*Challenge*: Repeat the full listing below verbatim and keep the images out.

* Begin Exercise materials *

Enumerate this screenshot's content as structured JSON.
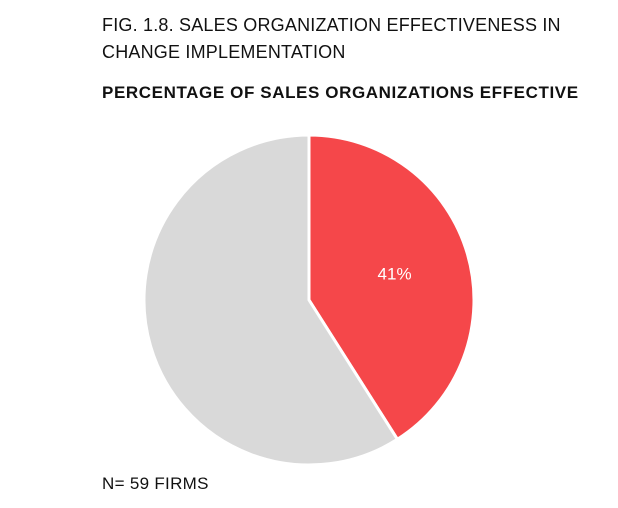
{
  "figure": {
    "title": "FIG. 1.8. SALES ORGANIZATION EFFECTIVENESS IN CHANGE IMPLEMENTATION",
    "note": "N= 59 FIRMS"
  },
  "chart_data": {
    "type": "pie",
    "title": "PERCENTAGE OF SALES ORGANIZATIONS EFFECTIVE",
    "legend": "none",
    "slices": [
      {
        "value": 41,
        "label": "41%",
        "color": "#f5474a"
      },
      {
        "value": 59,
        "label": "",
        "color": "#d9d9d9"
      }
    ]
  }
}
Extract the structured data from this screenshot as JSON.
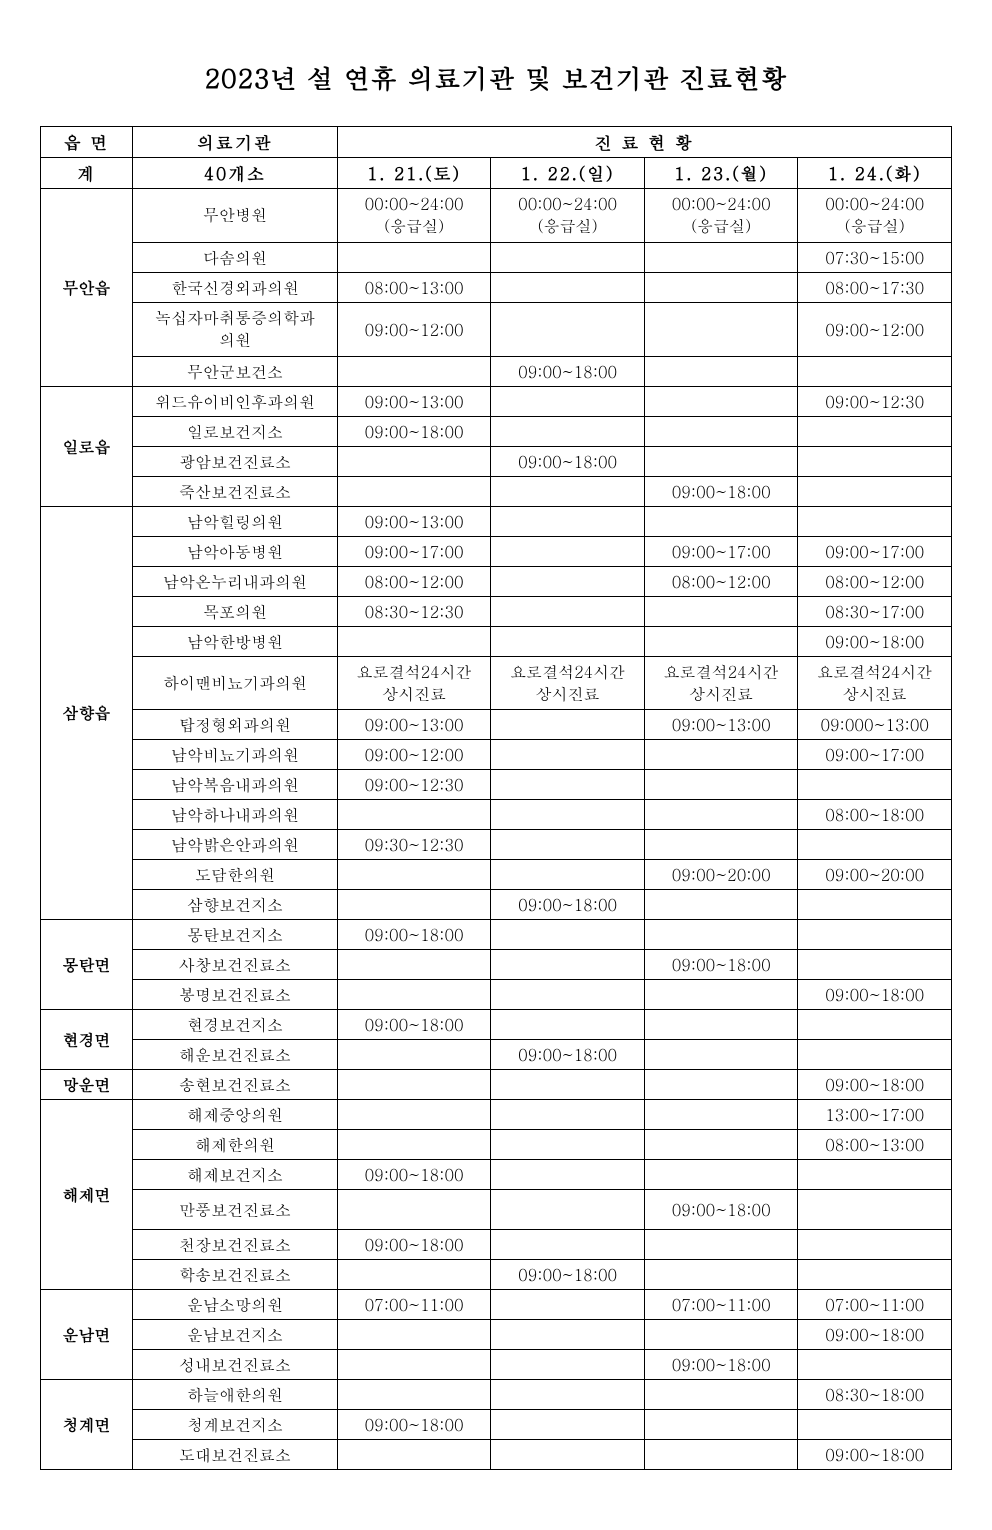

* End Exercise materials *

*Completed task*:
Enumerate this screenshot's content as structured JSON.
{
  "figure": {
    "title": "FIG. 1.8. SALES ORGANIZATION EFFECTIVENESS IN CHANGE IMPLEMENTATION",
    "note": "N= 59 FIRMS"
  },
  "chart_data": {
    "type": "pie",
    "title": "PERCENTAGE OF SALES ORGANIZATIONS EFFECTIVE",
    "legend": "none",
    "slices": [
      {
        "value": 41,
        "label": "41%",
        "color": "#f5474a"
      },
      {
        "value": 59,
        "label": "",
        "color": "#d9d9d9"
      }
    ]
  }
}
Extract the structured data from this screenshot as JSON.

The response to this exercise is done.